## Task instructions
A faithful copy is needed. Set down all of the data below exactly.

(Items from a dataset)
------------------------------------------------------------------------
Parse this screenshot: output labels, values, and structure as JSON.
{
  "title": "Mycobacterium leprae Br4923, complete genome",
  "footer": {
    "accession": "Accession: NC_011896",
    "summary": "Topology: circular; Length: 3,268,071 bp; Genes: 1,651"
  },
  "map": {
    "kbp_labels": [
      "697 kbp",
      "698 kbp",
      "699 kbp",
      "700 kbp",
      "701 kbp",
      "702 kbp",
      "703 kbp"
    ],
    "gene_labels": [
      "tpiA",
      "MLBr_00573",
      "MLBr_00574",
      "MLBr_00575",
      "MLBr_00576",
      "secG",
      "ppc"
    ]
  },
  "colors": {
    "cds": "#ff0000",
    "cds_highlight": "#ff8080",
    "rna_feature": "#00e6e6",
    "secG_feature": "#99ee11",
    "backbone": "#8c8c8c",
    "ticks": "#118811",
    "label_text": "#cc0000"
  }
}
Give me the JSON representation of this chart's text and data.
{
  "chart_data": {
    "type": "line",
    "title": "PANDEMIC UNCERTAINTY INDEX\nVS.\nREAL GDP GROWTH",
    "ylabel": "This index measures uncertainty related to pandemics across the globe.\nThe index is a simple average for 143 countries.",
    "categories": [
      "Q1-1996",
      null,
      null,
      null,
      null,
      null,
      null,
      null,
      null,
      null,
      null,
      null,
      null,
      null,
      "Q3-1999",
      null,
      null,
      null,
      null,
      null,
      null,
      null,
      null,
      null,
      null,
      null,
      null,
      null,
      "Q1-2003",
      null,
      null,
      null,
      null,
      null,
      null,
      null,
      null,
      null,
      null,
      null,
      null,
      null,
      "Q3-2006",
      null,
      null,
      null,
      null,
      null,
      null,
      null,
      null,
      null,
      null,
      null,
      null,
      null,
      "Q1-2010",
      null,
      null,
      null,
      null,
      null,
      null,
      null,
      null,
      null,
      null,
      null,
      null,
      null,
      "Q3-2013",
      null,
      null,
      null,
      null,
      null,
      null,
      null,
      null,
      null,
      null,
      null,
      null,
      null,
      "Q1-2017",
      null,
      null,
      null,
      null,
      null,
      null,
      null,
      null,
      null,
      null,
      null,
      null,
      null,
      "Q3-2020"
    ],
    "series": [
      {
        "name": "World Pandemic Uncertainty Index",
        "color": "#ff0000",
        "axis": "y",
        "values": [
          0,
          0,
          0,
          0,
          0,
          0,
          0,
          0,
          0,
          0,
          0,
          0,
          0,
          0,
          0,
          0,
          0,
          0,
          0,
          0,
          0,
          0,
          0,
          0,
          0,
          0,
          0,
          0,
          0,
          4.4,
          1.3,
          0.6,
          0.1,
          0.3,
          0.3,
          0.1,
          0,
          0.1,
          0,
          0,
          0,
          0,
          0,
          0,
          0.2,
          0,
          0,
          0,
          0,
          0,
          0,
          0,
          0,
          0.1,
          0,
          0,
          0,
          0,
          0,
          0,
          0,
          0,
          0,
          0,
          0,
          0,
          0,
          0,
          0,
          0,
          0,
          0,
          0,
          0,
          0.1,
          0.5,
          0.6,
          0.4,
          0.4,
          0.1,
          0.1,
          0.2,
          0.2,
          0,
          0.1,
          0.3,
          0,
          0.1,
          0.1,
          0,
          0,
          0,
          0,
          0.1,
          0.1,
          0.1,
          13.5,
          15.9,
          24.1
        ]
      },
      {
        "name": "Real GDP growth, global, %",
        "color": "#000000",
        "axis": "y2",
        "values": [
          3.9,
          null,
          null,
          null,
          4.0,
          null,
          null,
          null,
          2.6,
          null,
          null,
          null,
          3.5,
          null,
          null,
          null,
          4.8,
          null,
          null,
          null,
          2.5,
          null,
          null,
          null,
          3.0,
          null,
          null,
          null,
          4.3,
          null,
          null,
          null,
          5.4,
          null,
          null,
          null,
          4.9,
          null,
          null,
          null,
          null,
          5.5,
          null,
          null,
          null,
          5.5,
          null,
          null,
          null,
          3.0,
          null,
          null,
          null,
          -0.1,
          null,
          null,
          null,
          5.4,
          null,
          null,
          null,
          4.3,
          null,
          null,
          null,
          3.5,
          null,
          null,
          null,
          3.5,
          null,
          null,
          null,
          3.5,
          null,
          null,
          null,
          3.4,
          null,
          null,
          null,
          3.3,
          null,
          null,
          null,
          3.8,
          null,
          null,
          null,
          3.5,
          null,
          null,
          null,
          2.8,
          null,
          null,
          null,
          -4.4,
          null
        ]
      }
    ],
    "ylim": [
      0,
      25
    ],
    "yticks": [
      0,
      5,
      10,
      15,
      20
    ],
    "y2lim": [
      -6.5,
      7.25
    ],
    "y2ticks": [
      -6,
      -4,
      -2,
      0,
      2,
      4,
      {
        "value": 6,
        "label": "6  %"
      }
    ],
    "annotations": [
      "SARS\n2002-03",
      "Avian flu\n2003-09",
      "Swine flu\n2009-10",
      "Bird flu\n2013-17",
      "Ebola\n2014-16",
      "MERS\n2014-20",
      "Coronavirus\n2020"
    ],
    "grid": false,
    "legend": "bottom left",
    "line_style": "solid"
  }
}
------------------------------------------------------------------------
## Reply
Parse this screenshot: output labels, values, and structure as JSON.
{
  "title": "Mycobacterium leprae Br4923, complete genome",
  "footer": {
    "accession": "Accession: NC_011896",
    "summary": "Topology: circular; Length: 3,268,071 bp; Genes: 1,651"
  },
  "map": {
    "kbp_labels": [
      "697 kbp",
      "698 kbp",
      "699 kbp",
      "700 kbp",
      "701 kbp",
      "702 kbp",
      "703 kbp"
    ],
    "gene_labels": [
      "tpiA",
      "MLBr_00573",
      "MLBr_00574",
      "MLBr_00575",
      "MLBr_00576",
      "secG",
      "ppc"
    ]
  },
  "colors": {
    "cds": "#ff0000",
    "cds_highlight": "#ff8080",
    "rna_feature": "#00e6e6",
    "secG_feature": "#99ee11",
    "backbone": "#8c8c8c",
    "ticks": "#118811",
    "label_text": "#cc0000"
  }
}
Give me the JSON representation of this chart's text and data.
{
  "chart_data": {
    "type": "line",
    "title": "PANDEMIC UNCERTAINTY INDEX\nVS.\nREAL GDP GROWTH",
    "ylabel": "This index measures uncertainty related to pandemics across the globe.\nThe index is a simple average for 143 countries.",
    "categories": [
      "Q1-1996",
      null,
      null,
      null,
      null,
      null,
      null,
      null,
      null,
      null,
      null,
      null,
      null,
      null,
      "Q3-1999",
      null,
      null,
      null,
      null,
      null,
      null,
      null,
      null,
      null,
      null,
      null,
      null,
      null,
      "Q1-2003",
      null,
      null,
      null,
      null,
      null,
      null,
      null,
      null,
      null,
      null,
      null,
      null,
      null,
      "Q3-2006",
      null,
      null,
      null,
      null,
      null,
      null,
      null,
      null,
      null,
      null,
      null,
      null,
      null,
      "Q1-2010",
      null,
      null,
      null,
      null,
      null,
      null,
      null,
      null,
      null,
      null,
      null,
      null,
      null,
      "Q3-2013",
      null,
      null,
      null,
      null,
      null,
      null,
      null,
      null,
      null,
      null,
      null,
      null,
      null,
      "Q1-2017",
      null,
      null,
      null,
      null,
      null,
      null,
      null,
      null,
      null,
      null,
      null,
      null,
      null,
      "Q3-2020"
    ],
    "series": [
      {
        "name": "World Pandemic Uncertainty Index",
        "color": "#ff0000",
        "axis": "y",
        "values": [
          0,
          0,
          0,
          0,
          0,
          0,
          0,
          0,
          0,
          0,
          0,
          0,
          0,
          0,
          0,
          0,
          0,
          0,
          0,
          0,
          0,
          0,
          0,
          0,
          0,
          0,
          0,
          0,
          0,
          4.4,
          1.3,
          0.6,
          0.1,
          0.3,
          0.3,
          0.1,
          0,
          0.1,
          0,
          0,
          0,
          0,
          0,
          0,
          0.2,
          0,
          0,
          0,
          0,
          0,
          0,
          0,
          0,
          0.1,
          0,
          0,
          0,
          0,
          0,
          0,
          0,
          0,
          0,
          0,
          0,
          0,
          0,
          0,
          0,
          0,
          0,
          0,
          0,
          0,
          0.1,
          0.5,
          0.6,
          0.4,
          0.4,
          0.1,
          0.1,
          0.2,
          0.2,
          0,
          0.1,
          0.3,
          0,
          0.1,
          0.1,
          0,
          0,
          0,
          0,
          0.1,
          0.1,
          0.1,
          13.5,
          15.9,
          24.1
        ]
      },
      {
        "name": "Real GDP growth, global, %",
        "color": "#000000",
        "axis": "y2",
        "values": [
          3.9,
          null,
          null,
          null,
          4.0,
          null,
          null,
          null,
          2.6,
          null,
          null,
          null,
          3.5,
          null,
          null,
          null,
          4.8,
          null,
          null,
          null,
          2.5,
          null,
          null,
          null,
          3.0,
          null,
          null,
          null,
          4.3,
          null,
          null,
          null,
          5.4,
          null,
          null,
          null,
          4.9,
          null,
          null,
          null,
          null,
          5.5,
          null,
          null,
          null,
          5.5,
          null,
          null,
          null,
          3.0,
          null,
          null,
          null,
          -0.1,
          null,
          null,
          null,
          5.4,
          null,
          null,
          null,
          4.3,
          null,
          null,
          null,
          3.5,
          null,
          null,
          null,
          3.5,
          null,
          null,
          null,
          3.5,
          null,
          null,
          null,
          3.4,
          null,
          null,
          null,
          3.3,
          null,
          null,
          null,
          3.8,
          null,
          null,
          null,
          3.5,
          null,
          null,
          null,
          2.8,
          null,
          null,
          null,
          -4.4,
          null
        ]
      }
    ],
    "ylim": [
      0,
      25
    ],
    "yticks": [
      0,
      5,
      10,
      15,
      20
    ],
    "y2lim": [
      -6.5,
      7.25
    ],
    "y2ticks": [
      -6,
      -4,
      -2,
      0,
      2,
      4,
      {
        "value": 6,
        "label": "6  %"
      }
    ],
    "annotations": [
      "SARS\n2002-03",
      "Avian flu\n2003-09",
      "Swine flu\n2009-10",
      "Bird flu\n2013-17",
      "Ebola\n2014-16",
      "MERS\n2014-20",
      "Coronavirus\n2020"
    ],
    "grid": false,
    "legend": "bottom left",
    "line_style": "solid"
  }
}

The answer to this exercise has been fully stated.